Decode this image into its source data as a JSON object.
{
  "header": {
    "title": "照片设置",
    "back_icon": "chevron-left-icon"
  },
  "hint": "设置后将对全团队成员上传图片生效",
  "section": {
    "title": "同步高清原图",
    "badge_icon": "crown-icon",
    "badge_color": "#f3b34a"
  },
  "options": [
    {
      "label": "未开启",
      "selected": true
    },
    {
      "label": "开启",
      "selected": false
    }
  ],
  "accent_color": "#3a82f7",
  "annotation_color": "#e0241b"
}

^^^^^^^^^^^^^^^^

Locate all lines holding the word "icon", then copy them out.

Completed exercise:
    "back_icon": "chevron-left-icon"
    "badge_icon": "crown-icon",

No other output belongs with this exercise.